Instructions for the task — Give the entries again, word for word.

>> Begin Supplied records

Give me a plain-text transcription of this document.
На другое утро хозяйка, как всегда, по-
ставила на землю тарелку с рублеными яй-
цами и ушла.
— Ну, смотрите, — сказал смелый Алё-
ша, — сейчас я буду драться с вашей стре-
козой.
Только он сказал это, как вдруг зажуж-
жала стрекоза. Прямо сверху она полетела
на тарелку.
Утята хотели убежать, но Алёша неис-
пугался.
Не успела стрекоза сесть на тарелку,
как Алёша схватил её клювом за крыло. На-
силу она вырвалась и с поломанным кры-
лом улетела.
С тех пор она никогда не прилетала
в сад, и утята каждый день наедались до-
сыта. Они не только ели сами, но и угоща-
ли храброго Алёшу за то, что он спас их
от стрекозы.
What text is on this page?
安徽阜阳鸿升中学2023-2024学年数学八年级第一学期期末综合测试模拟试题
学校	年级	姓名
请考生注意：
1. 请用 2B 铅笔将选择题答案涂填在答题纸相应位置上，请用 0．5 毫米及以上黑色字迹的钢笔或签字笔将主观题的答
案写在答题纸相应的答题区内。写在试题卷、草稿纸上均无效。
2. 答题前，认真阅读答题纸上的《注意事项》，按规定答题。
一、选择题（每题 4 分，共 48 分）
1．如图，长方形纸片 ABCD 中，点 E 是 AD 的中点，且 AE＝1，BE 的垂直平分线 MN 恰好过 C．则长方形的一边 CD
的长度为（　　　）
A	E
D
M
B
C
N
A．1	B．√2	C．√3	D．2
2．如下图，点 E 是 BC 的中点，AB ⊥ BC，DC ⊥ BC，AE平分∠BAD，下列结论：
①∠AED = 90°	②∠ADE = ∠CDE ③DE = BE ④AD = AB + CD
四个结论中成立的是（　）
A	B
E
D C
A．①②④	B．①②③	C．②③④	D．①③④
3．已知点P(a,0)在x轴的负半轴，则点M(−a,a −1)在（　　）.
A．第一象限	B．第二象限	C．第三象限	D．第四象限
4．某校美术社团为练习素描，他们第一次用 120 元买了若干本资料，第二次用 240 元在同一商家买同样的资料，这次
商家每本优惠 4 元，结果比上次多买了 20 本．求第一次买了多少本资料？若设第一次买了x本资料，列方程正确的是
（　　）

>> End Supplied records

In response —
Give me a plain-text transcription of this document.
На другое утро хозяйка, как всегда, по-
ставила на землю тарелку с рублеными яй-
цами и ушла.
— Ну, смотрите, — сказал смелый Алё-
ша, — сейчас я буду драться с вашей стре-
козой.
Только он сказал это, как вдруг зажуж-
жала стрекоза. Прямо сверху она полетела
на тарелку.
Утята хотели убежать, но Алёша неис-
пугался.
Не успела стрекоза сесть на тарелку,
как Алёша схватил её клювом за крыло. На-
силу она вырвалась и с поломанным кры-
лом улетела.
С тех пор она никогда не прилетала
в сад, и утята каждый день наедались до-
сыта. Они не только ели сами, но и угоща-
ли храброго Алёшу за то, что он спас их
от стрекозы.
What text is on this page?
安徽阜阳鸿升中学2023-2024学年数学八年级第一学期期末综合测试模拟试题
学校	年级	姓名
请考生注意：
1. 请用 2B 铅笔将选择题答案涂填在答题纸相应位置上，请用 0．5 毫米及以上黑色字迹的钢笔或签字笔将主观题的答
案写在答题纸相应的答题区内。写在试题卷、草稿纸上均无效。
2. 答题前，认真阅读答题纸上的《注意事项》，按规定答题。
一、选择题（每题 4 分，共 48 分）
1．如图，长方形纸片 ABCD 中，点 E 是 AD 的中点，且 AE＝1，BE 的垂直平分线 MN 恰好过 C．则长方形的一边 CD
的长度为（　　　）
A	E
D
M
B
C
N
A．1	B．√2	C．√3	D．2
2．如下图，点 E 是 BC 的中点，AB ⊥ BC，DC ⊥ BC，AE平分∠BAD，下列结论：
①∠AED = 90°	②∠ADE = ∠CDE ③DE = BE ④AD = AB + CD
四个结论中成立的是（　）
A	B
E
D C
A．①②④	B．①②③	C．②③④	D．①③④
3．已知点P(a,0)在x轴的负半轴，则点M(−a,a −1)在（　　）.
A．第一象限	B．第二象限	C．第三象限	D．第四象限
4．某校美术社团为练习素描，他们第一次用 120 元买了若干本资料，第二次用 240 元在同一商家买同样的资料，这次
商家每本优惠 4 元，结果比上次多买了 20 本．求第一次买了多少本资料？若设第一次买了x本资料，列方程正确的是
（　　）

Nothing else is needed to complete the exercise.